===== Records provided =====

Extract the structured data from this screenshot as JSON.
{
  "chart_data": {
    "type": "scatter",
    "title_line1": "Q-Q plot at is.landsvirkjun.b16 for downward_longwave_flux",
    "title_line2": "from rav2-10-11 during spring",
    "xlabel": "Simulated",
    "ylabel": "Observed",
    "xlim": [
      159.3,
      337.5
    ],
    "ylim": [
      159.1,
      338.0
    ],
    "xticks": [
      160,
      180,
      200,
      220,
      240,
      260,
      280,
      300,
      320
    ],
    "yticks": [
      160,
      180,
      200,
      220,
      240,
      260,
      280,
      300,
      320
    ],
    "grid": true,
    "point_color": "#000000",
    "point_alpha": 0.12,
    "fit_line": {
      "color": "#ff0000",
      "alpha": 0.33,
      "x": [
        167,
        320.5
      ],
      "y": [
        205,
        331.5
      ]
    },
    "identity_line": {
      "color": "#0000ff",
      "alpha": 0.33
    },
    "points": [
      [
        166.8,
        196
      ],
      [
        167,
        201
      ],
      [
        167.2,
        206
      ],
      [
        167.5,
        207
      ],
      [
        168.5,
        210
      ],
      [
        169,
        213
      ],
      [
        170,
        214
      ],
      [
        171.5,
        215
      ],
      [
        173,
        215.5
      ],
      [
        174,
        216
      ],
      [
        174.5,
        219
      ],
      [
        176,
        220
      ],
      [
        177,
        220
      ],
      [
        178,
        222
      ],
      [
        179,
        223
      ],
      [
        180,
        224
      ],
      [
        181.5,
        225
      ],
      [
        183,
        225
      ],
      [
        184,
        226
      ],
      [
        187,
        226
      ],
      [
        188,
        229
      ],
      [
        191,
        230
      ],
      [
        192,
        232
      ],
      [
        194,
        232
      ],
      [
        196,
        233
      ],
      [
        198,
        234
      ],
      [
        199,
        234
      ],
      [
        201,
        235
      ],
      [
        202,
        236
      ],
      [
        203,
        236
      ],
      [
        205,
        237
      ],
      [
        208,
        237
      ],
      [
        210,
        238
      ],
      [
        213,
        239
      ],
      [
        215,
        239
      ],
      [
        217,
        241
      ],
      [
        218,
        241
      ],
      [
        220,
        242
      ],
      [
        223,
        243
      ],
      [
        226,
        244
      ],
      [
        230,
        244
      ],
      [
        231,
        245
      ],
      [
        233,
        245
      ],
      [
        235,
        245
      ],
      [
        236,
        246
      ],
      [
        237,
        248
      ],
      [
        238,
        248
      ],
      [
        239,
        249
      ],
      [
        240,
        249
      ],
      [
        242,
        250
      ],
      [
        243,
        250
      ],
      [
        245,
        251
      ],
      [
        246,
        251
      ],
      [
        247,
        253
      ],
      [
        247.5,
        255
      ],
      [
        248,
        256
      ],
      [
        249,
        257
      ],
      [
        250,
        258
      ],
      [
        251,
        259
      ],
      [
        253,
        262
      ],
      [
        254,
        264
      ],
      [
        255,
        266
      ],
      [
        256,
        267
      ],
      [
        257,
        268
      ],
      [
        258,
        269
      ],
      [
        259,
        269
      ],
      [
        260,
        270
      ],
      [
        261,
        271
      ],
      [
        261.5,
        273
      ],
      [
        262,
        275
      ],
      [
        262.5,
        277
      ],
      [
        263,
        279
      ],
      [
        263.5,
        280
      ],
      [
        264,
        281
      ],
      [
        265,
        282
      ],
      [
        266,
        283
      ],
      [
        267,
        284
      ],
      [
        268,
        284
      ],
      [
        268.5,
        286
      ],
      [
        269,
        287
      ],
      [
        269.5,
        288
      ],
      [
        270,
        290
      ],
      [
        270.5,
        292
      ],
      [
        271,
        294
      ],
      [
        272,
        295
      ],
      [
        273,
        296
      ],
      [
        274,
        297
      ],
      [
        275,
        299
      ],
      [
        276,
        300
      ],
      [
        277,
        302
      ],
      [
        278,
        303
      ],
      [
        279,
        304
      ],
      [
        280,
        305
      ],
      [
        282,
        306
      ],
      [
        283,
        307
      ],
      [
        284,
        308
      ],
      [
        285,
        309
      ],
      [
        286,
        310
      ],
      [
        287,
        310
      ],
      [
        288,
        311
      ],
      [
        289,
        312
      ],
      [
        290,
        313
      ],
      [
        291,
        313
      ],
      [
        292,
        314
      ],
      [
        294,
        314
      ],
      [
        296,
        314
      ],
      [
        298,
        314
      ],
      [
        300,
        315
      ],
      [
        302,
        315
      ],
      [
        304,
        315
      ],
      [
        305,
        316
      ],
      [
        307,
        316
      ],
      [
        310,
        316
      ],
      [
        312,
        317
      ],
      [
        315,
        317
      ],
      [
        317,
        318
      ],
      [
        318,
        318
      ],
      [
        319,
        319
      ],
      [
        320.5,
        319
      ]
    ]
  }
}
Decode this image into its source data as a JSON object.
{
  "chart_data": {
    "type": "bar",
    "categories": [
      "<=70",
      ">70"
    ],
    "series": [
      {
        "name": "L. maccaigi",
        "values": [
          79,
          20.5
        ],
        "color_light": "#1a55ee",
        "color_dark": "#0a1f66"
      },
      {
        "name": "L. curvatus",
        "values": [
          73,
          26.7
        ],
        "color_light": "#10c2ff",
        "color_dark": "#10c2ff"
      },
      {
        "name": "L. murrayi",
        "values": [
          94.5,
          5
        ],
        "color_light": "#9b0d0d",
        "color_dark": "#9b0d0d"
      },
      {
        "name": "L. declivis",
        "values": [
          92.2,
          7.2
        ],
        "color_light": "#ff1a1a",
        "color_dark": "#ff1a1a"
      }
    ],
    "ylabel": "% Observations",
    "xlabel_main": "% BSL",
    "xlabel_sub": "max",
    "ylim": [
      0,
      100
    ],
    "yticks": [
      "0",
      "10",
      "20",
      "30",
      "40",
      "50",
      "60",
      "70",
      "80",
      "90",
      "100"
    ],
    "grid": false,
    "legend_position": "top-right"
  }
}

=====

What you should do =>
Every entry should be printed again exactly as it stands.

The output =>
Extract the structured data from this screenshot as JSON.
{
  "chart_data": {
    "type": "scatter",
    "title_line1": "Q-Q plot at is.landsvirkjun.b16 for downward_longwave_flux",
    "title_line2": "from rav2-10-11 during spring",
    "xlabel": "Simulated",
    "ylabel": "Observed",
    "xlim": [
      159.3,
      337.5
    ],
    "ylim": [
      159.1,
      338.0
    ],
    "xticks": [
      160,
      180,
      200,
      220,
      240,
      260,
      280,
      300,
      320
    ],
    "yticks": [
      160,
      180,
      200,
      220,
      240,
      260,
      280,
      300,
      320
    ],
    "grid": true,
    "point_color": "#000000",
    "point_alpha": 0.12,
    "fit_line": {
      "color": "#ff0000",
      "alpha": 0.33,
      "x": [
        167,
        320.5
      ],
      "y": [
        205,
        331.5
      ]
    },
    "identity_line": {
      "color": "#0000ff",
      "alpha": 0.33
    },
    "points": [
      [
        166.8,
        196
      ],
      [
        167,
        201
      ],
      [
        167.2,
        206
      ],
      [
        167.5,
        207
      ],
      [
        168.5,
        210
      ],
      [
        169,
        213
      ],
      [
        170,
        214
      ],
      [
        171.5,
        215
      ],
      [
        173,
        215.5
      ],
      [
        174,
        216
      ],
      [
        174.5,
        219
      ],
      [
        176,
        220
      ],
      [
        177,
        220
      ],
      [
        178,
        222
      ],
      [
        179,
        223
      ],
      [
        180,
        224
      ],
      [
        181.5,
        225
      ],
      [
        183,
        225
      ],
      [
        184,
        226
      ],
      [
        187,
        226
      ],
      [
        188,
        229
      ],
      [
        191,
        230
      ],
      [
        192,
        232
      ],
      [
        194,
        232
      ],
      [
        196,
        233
      ],
      [
        198,
        234
      ],
      [
        199,
        234
      ],
      [
        201,
        235
      ],
      [
        202,
        236
      ],
      [
        203,
        236
      ],
      [
        205,
        237
      ],
      [
        208,
        237
      ],
      [
        210,
        238
      ],
      [
        213,
        239
      ],
      [
        215,
        239
      ],
      [
        217,
        241
      ],
      [
        218,
        241
      ],
      [
        220,
        242
      ],
      [
        223,
        243
      ],
      [
        226,
        244
      ],
      [
        230,
        244
      ],
      [
        231,
        245
      ],
      [
        233,
        245
      ],
      [
        235,
        245
      ],
      [
        236,
        246
      ],
      [
        237,
        248
      ],
      [
        238,
        248
      ],
      [
        239,
        249
      ],
      [
        240,
        249
      ],
      [
        242,
        250
      ],
      [
        243,
        250
      ],
      [
        245,
        251
      ],
      [
        246,
        251
      ],
      [
        247,
        253
      ],
      [
        247.5,
        255
      ],
      [
        248,
        256
      ],
      [
        249,
        257
      ],
      [
        250,
        258
      ],
      [
        251,
        259
      ],
      [
        253,
        262
      ],
      [
        254,
        264
      ],
      [
        255,
        266
      ],
      [
        256,
        267
      ],
      [
        257,
        268
      ],
      [
        258,
        269
      ],
      [
        259,
        269
      ],
      [
        260,
        270
      ],
      [
        261,
        271
      ],
      [
        261.5,
        273
      ],
      [
        262,
        275
      ],
      [
        262.5,
        277
      ],
      [
        263,
        279
      ],
      [
        263.5,
        280
      ],
      [
        264,
        281
      ],
      [
        265,
        282
      ],
      [
        266,
        283
      ],
      [
        267,
        284
      ],
      [
        268,
        284
      ],
      [
        268.5,
        286
      ],
      [
        269,
        287
      ],
      [
        269.5,
        288
      ],
      [
        270,
        290
      ],
      [
        270.5,
        292
      ],
      [
        271,
        294
      ],
      [
        272,
        295
      ],
      [
        273,
        296
      ],
      [
        274,
        297
      ],
      [
        275,
        299
      ],
      [
        276,
        300
      ],
      [
        277,
        302
      ],
      [
        278,
        303
      ],
      [
        279,
        304
      ],
      [
        280,
        305
      ],
      [
        282,
        306
      ],
      [
        283,
        307
      ],
      [
        284,
        308
      ],
      [
        285,
        309
      ],
      [
        286,
        310
      ],
      [
        287,
        310
      ],
      [
        288,
        311
      ],
      [
        289,
        312
      ],
      [
        290,
        313
      ],
      [
        291,
        313
      ],
      [
        292,
        314
      ],
      [
        294,
        314
      ],
      [
        296,
        314
      ],
      [
        298,
        314
      ],
      [
        300,
        315
      ],
      [
        302,
        315
      ],
      [
        304,
        315
      ],
      [
        305,
        316
      ],
      [
        307,
        316
      ],
      [
        310,
        316
      ],
      [
        312,
        317
      ],
      [
        315,
        317
      ],
      [
        317,
        318
      ],
      [
        318,
        318
      ],
      [
        319,
        319
      ],
      [
        320.5,
        319
      ]
    ]
  }
}
Decode this image into its source data as a JSON object.
{
  "chart_data": {
    "type": "bar",
    "categories": [
      "<=70",
      ">70"
    ],
    "series": [
      {
        "name": "L. maccaigi",
        "values": [
          79,
          20.5
        ],
        "color_light": "#1a55ee",
        "color_dark": "#0a1f66"
      },
      {
        "name": "L. curvatus",
        "values": [
          73,
          26.7
        ],
        "color_light": "#10c2ff",
        "color_dark": "#10c2ff"
      },
      {
        "name": "L. murrayi",
        "values": [
          94.5,
          5
        ],
        "color_light": "#9b0d0d",
        "color_dark": "#9b0d0d"
      },
      {
        "name": "L. declivis",
        "values": [
          92.2,
          7.2
        ],
        "color_light": "#ff1a1a",
        "color_dark": "#ff1a1a"
      }
    ],
    "ylabel": "% Observations",
    "xlabel_main": "% BSL",
    "xlabel_sub": "max",
    "ylim": [
      0,
      100
    ],
    "yticks": [
      "0",
      "10",
      "20",
      "30",
      "40",
      "50",
      "60",
      "70",
      "80",
      "90",
      "100"
    ],
    "grid": false,
    "legend_position": "top-right"
  }
}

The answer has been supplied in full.